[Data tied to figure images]
## Start

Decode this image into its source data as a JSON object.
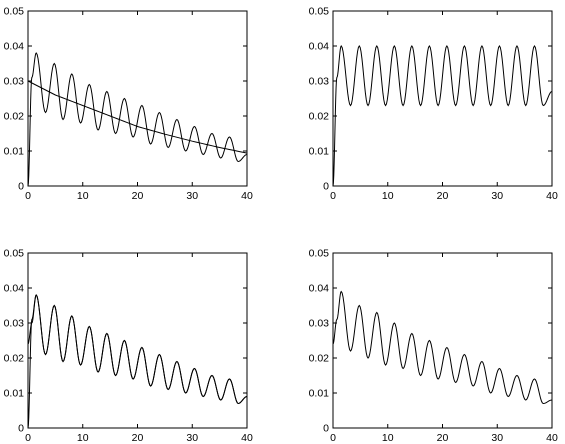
{
  "chart_data": [
    {
      "type": "line",
      "xlim": [
        0,
        40
      ],
      "ylim": [
        0,
        0.05
      ],
      "xticks": [
        0,
        10,
        20,
        30,
        40
      ],
      "yticks": [
        0,
        0.01,
        0.02,
        0.03,
        0.04,
        0.05
      ],
      "xtick_labels": [
        "0",
        "10",
        "20",
        "30",
        "40"
      ],
      "ytick_labels": [
        "0",
        "0.01",
        "0.02",
        "0.03",
        "0.04",
        "0.05"
      ],
      "grid": false,
      "series": [
        {
          "x": [
            0,
            0.7,
            1.5,
            3.2,
            4.8,
            6.4,
            8.0,
            9.6,
            11.2,
            12.8,
            14.4,
            16.0,
            17.6,
            19.2,
            20.8,
            22.4,
            24.0,
            25.6,
            27.2,
            28.8,
            30.4,
            32.0,
            33.6,
            35.2,
            36.8,
            38.4,
            40
          ],
          "y": [
            0,
            0.031,
            0.038,
            0.021,
            0.035,
            0.019,
            0.032,
            0.018,
            0.029,
            0.016,
            0.027,
            0.015,
            0.025,
            0.014,
            0.023,
            0.012,
            0.021,
            0.011,
            0.019,
            0.01,
            0.017,
            0.009,
            0.015,
            0.008,
            0.014,
            0.007,
            0.009
          ]
        },
        {
          "x": [
            0,
            5,
            10,
            15,
            20,
            25,
            30,
            35,
            40
          ],
          "y": [
            0.03,
            0.026,
            0.023,
            0.02,
            0.017,
            0.0148,
            0.0128,
            0.011,
            0.0094
          ]
        }
      ]
    },
    {
      "type": "line",
      "xlim": [
        0,
        40
      ],
      "ylim": [
        0,
        0.05
      ],
      "xticks": [
        0,
        10,
        20,
        30,
        40
      ],
      "yticks": [
        0,
        0.01,
        0.02,
        0.03,
        0.04,
        0.05
      ],
      "xtick_labels": [
        "0",
        "10",
        "20",
        "30",
        "40"
      ],
      "ytick_labels": [
        "0",
        "0.01",
        "0.02",
        "0.03",
        "0.04",
        "0.05"
      ],
      "grid": false,
      "series": [
        {
          "x": [
            0,
            0.7,
            1.5,
            3.2,
            4.8,
            6.4,
            8.0,
            9.6,
            11.2,
            12.8,
            14.4,
            16.0,
            17.6,
            19.2,
            20.8,
            22.4,
            24.0,
            25.6,
            27.2,
            28.8,
            30.4,
            32.0,
            33.6,
            35.2,
            36.8,
            38.4,
            40
          ],
          "y": [
            0,
            0.031,
            0.04,
            0.023,
            0.04,
            0.023,
            0.04,
            0.023,
            0.04,
            0.023,
            0.04,
            0.023,
            0.04,
            0.023,
            0.04,
            0.023,
            0.04,
            0.023,
            0.04,
            0.023,
            0.04,
            0.023,
            0.04,
            0.023,
            0.04,
            0.023,
            0.027
          ]
        }
      ]
    },
    {
      "type": "line",
      "xlim": [
        0,
        40
      ],
      "ylim": [
        0,
        0.05
      ],
      "xticks": [
        0,
        10,
        20,
        30,
        40
      ],
      "yticks": [
        0,
        0.01,
        0.02,
        0.03,
        0.04,
        0.05
      ],
      "xtick_labels": [
        "0",
        "10",
        "20",
        "30",
        "40"
      ],
      "ytick_labels": [
        "0",
        "0.01",
        "0.02",
        "0.03",
        "0.04",
        "0.05"
      ],
      "grid": false,
      "series": [
        {
          "x": [
            0,
            0.7,
            1.5,
            3.2,
            4.8,
            6.4,
            8.0,
            9.6,
            11.2,
            12.8,
            14.4,
            16.0,
            17.6,
            19.2,
            20.8,
            22.4,
            24.0,
            25.6,
            27.2,
            28.8,
            30.4,
            32.0,
            33.6,
            35.2,
            36.8,
            38.4,
            40
          ],
          "y": [
            0,
            0.031,
            0.038,
            0.021,
            0.035,
            0.019,
            0.032,
            0.018,
            0.029,
            0.016,
            0.027,
            0.015,
            0.025,
            0.014,
            0.023,
            0.012,
            0.021,
            0.011,
            0.019,
            0.01,
            0.017,
            0.009,
            0.015,
            0.008,
            0.014,
            0.007,
            0.009
          ]
        },
        {
          "x": [
            0,
            0.7,
            1.5,
            3.2,
            4.8,
            6.4,
            8.0,
            9.6,
            11.2,
            12.8,
            14.4,
            16.0,
            17.6,
            19.2,
            20.8,
            22.4,
            24.0,
            25.6,
            27.2,
            28.8,
            30.4,
            32.0,
            33.6,
            35.2,
            36.8,
            38.4,
            40
          ],
          "y": [
            0.024,
            0.03,
            0.038,
            0.021,
            0.035,
            0.019,
            0.032,
            0.018,
            0.029,
            0.016,
            0.027,
            0.015,
            0.025,
            0.014,
            0.023,
            0.012,
            0.021,
            0.011,
            0.019,
            0.01,
            0.017,
            0.009,
            0.015,
            0.008,
            0.014,
            0.007,
            0.009
          ]
        }
      ]
    },
    {
      "type": "line",
      "xlim": [
        0,
        40
      ],
      "ylim": [
        0,
        0.05
      ],
      "xticks": [
        0,
        10,
        20,
        30,
        40
      ],
      "yticks": [
        0,
        0.01,
        0.02,
        0.03,
        0.04,
        0.05
      ],
      "xtick_labels": [
        "0",
        "10",
        "20",
        "30",
        "40"
      ],
      "ytick_labels": [
        "0",
        "0.01",
        "0.02",
        "0.03",
        "0.04",
        "0.05"
      ],
      "grid": false,
      "series": [
        {
          "x": [
            0,
            0.7,
            1.5,
            3.2,
            4.8,
            6.4,
            8.0,
            9.6,
            11.2,
            12.8,
            14.4,
            16.0,
            17.6,
            19.2,
            20.8,
            22.4,
            24.0,
            25.6,
            27.2,
            28.8,
            30.4,
            32.0,
            33.6,
            35.2,
            36.8,
            38.4,
            40
          ],
          "y": [
            0.024,
            0.031,
            0.039,
            0.022,
            0.035,
            0.02,
            0.033,
            0.018,
            0.03,
            0.017,
            0.027,
            0.015,
            0.025,
            0.014,
            0.023,
            0.013,
            0.021,
            0.012,
            0.019,
            0.01,
            0.017,
            0.009,
            0.015,
            0.008,
            0.014,
            0.007,
            0.008
          ]
        }
      ]
    }
  ]
}
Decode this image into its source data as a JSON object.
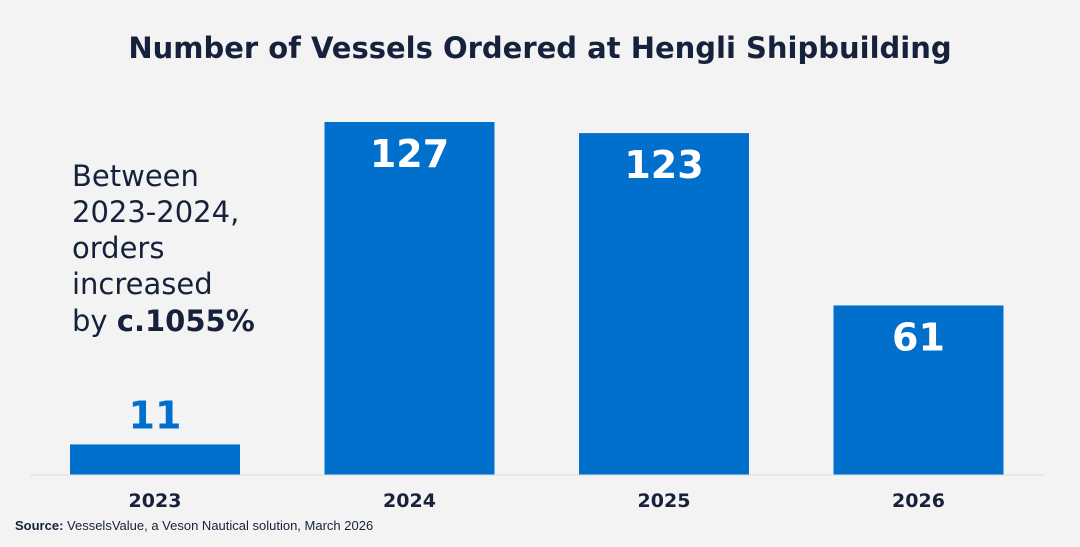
{
  "chart_data": {
    "type": "bar",
    "title": "Number of Vessels Ordered at Hengli Shipbuilding",
    "categories": [
      "2023",
      "2024",
      "2025",
      "2026"
    ],
    "values": [
      11,
      127,
      123,
      61
    ],
    "value_labels": [
      "11",
      "127",
      "123",
      "61"
    ],
    "bar_color": "#0070cc",
    "label_color_inside": "#ffffff",
    "label_color_outside": "#0070cc",
    "ylim": [
      0,
      127
    ],
    "grid": false,
    "xlabel": "",
    "ylabel": "",
    "annotation": {
      "lines": [
        "Between",
        "2023-2024,",
        "orders",
        "increased"
      ],
      "last_line_prefix": "by ",
      "last_line_bold": "c.1055%"
    },
    "source": {
      "label": "Source:",
      "text": " VesselsValue, a Veson Nautical solution, March 2026"
    }
  }
}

## End

> **Written problem**
Repeat the data exactly, without the pictures.

> **Solved exercise**
Decode this image into its source data as a JSON object.
{
  "chart_data": [
    {
      "type": "line",
      "xlim": [
        0,
        40
      ],
      "ylim": [
        0,
        0.05
      ],
      "xticks": [
        0,
        10,
        20,
        30,
        40
      ],
      "yticks": [
        0,
        0.01,
        0.02,
        0.03,
        0.04,
        0.05
      ],
      "xtick_labels": [
        "0",
        "10",
        "20",
        "30",
        "40"
      ],
      "ytick_labels": [
        "0",
        "0.01",
        "0.02",
        "0.03",
        "0.04",
        "0.05"
      ],
      "grid": false,
      "series": [
        {
          "x": [
            0,
            0.7,
            1.5,
            3.2,
            4.8,
            6.4,
            8.0,
            9.6,
            11.2,
            12.8,
            14.4,
            16.0,
            17.6,
            19.2,
            20.8,
            22.4,
            24.0,
            25.6,
            27.2,
            28.8,
            30.4,
            32.0,
            33.6,
            35.2,
            36.8,
            38.4,
            40
          ],
          "y": [
            0,
            0.031,
            0.038,
            0.021,
            0.035,
            0.019,
            0.032,
            0.018,
            0.029,
            0.016,
            0.027,
            0.015,
            0.025,
            0.014,
            0.023,
            0.012,
            0.021,
            0.011,
            0.019,
            0.01,
            0.017,
            0.009,
            0.015,
            0.008,
            0.014,
            0.007,
            0.009
          ]
        },
        {
          "x": [
            0,
            5,
            10,
            15,
            20,
            25,
            30,
            35,
            40
          ],
          "y": [
            0.03,
            0.026,
            0.023,
            0.02,
            0.017,
            0.0148,
            0.0128,
            0.011,
            0.0094
          ]
        }
      ]
    },
    {
      "type": "line",
      "xlim": [
        0,
        40
      ],
      "ylim": [
        0,
        0.05
      ],
      "xticks": [
        0,
        10,
        20,
        30,
        40
      ],
      "yticks": [
        0,
        0.01,
        0.02,
        0.03,
        0.04,
        0.05
      ],
      "xtick_labels": [
        "0",
        "10",
        "20",
        "30",
        "40"
      ],
      "ytick_labels": [
        "0",
        "0.01",
        "0.02",
        "0.03",
        "0.04",
        "0.05"
      ],
      "grid": false,
      "series": [
        {
          "x": [
            0,
            0.7,
            1.5,
            3.2,
            4.8,
            6.4,
            8.0,
            9.6,
            11.2,
            12.8,
            14.4,
            16.0,
            17.6,
            19.2,
            20.8,
            22.4,
            24.0,
            25.6,
            27.2,
            28.8,
            30.4,
            32.0,
            33.6,
            35.2,
            36.8,
            38.4,
            40
          ],
          "y": [
            0,
            0.031,
            0.04,
            0.023,
            0.04,
            0.023,
            0.04,
            0.023,
            0.04,
            0.023,
            0.04,
            0.023,
            0.04,
            0.023,
            0.04,
            0.023,
            0.04,
            0.023,
            0.04,
            0.023,
            0.04,
            0.023,
            0.04,
            0.023,
            0.04,
            0.023,
            0.027
          ]
        }
      ]
    },
    {
      "type": "line",
      "xlim": [
        0,
        40
      ],
      "ylim": [
        0,
        0.05
      ],
      "xticks": [
        0,
        10,
        20,
        30,
        40
      ],
      "yticks": [
        0,
        0.01,
        0.02,
        0.03,
        0.04,
        0.05
      ],
      "xtick_labels": [
        "0",
        "10",
        "20",
        "30",
        "40"
      ],
      "ytick_labels": [
        "0",
        "0.01",
        "0.02",
        "0.03",
        "0.04",
        "0.05"
      ],
      "grid": false,
      "series": [
        {
          "x": [
            0,
            0.7,
            1.5,
            3.2,
            4.8,
            6.4,
            8.0,
            9.6,
            11.2,
            12.8,
            14.4,
            16.0,
            17.6,
            19.2,
            20.8,
            22.4,
            24.0,
            25.6,
            27.2,
            28.8,
            30.4,
            32.0,
            33.6,
            35.2,
            36.8,
            38.4,
            40
          ],
          "y": [
            0,
            0.031,
            0.038,
            0.021,
            0.035,
            0.019,
            0.032,
            0.018,
            0.029,
            0.016,
            0.027,
            0.015,
            0.025,
            0.014,
            0.023,
            0.012,
            0.021,
            0.011,
            0.019,
            0.01,
            0.017,
            0.009,
            0.015,
            0.008,
            0.014,
            0.007,
            0.009
          ]
        },
        {
          "x": [
            0,
            0.7,
            1.5,
            3.2,
            4.8,
            6.4,
            8.0,
            9.6,
            11.2,
            12.8,
            14.4,
            16.0,
            17.6,
            19.2,
            20.8,
            22.4,
            24.0,
            25.6,
            27.2,
            28.8,
            30.4,
            32.0,
            33.6,
            35.2,
            36.8,
            38.4,
            40
          ],
          "y": [
            0.024,
            0.03,
            0.038,
            0.021,
            0.035,
            0.019,
            0.032,
            0.018,
            0.029,
            0.016,
            0.027,
            0.015,
            0.025,
            0.014,
            0.023,
            0.012,
            0.021,
            0.011,
            0.019,
            0.01,
            0.017,
            0.009,
            0.015,
            0.008,
            0.014,
            0.007,
            0.009
          ]
        }
      ]
    },
    {
      "type": "line",
      "xlim": [
        0,
        40
      ],
      "ylim": [
        0,
        0.05
      ],
      "xticks": [
        0,
        10,
        20,
        30,
        40
      ],
      "yticks": [
        0,
        0.01,
        0.02,
        0.03,
        0.04,
        0.05
      ],
      "xtick_labels": [
        "0",
        "10",
        "20",
        "30",
        "40"
      ],
      "ytick_labels": [
        "0",
        "0.01",
        "0.02",
        "0.03",
        "0.04",
        "0.05"
      ],
      "grid": false,
      "series": [
        {
          "x": [
            0,
            0.7,
            1.5,
            3.2,
            4.8,
            6.4,
            8.0,
            9.6,
            11.2,
            12.8,
            14.4,
            16.0,
            17.6,
            19.2,
            20.8,
            22.4,
            24.0,
            25.6,
            27.2,
            28.8,
            30.4,
            32.0,
            33.6,
            35.2,
            36.8,
            38.4,
            40
          ],
          "y": [
            0.024,
            0.031,
            0.039,
            0.022,
            0.035,
            0.02,
            0.033,
            0.018,
            0.03,
            0.017,
            0.027,
            0.015,
            0.025,
            0.014,
            0.023,
            0.013,
            0.021,
            0.012,
            0.019,
            0.01,
            0.017,
            0.009,
            0.015,
            0.008,
            0.014,
            0.007,
            0.008
          ]
        }
      ]
    }
  ]
}
Decode this image into its source data as a JSON object.
{
  "chart_data": {
    "type": "bar",
    "title": "Number of Vessels Ordered at Hengli Shipbuilding",
    "categories": [
      "2023",
      "2024",
      "2025",
      "2026"
    ],
    "values": [
      11,
      127,
      123,
      61
    ],
    "value_labels": [
      "11",
      "127",
      "123",
      "61"
    ],
    "bar_color": "#0070cc",
    "label_color_inside": "#ffffff",
    "label_color_outside": "#0070cc",
    "ylim": [
      0,
      127
    ],
    "grid": false,
    "xlabel": "",
    "ylabel": "",
    "annotation": {
      "lines": [
        "Between",
        "2023-2024,",
        "orders",
        "increased"
      ],
      "last_line_prefix": "by ",
      "last_line_bold": "c.1055%"
    },
    "source": {
      "label": "Source:",
      "text": " VesselsValue, a Veson Nautical solution, March 2026"
    }
  }
}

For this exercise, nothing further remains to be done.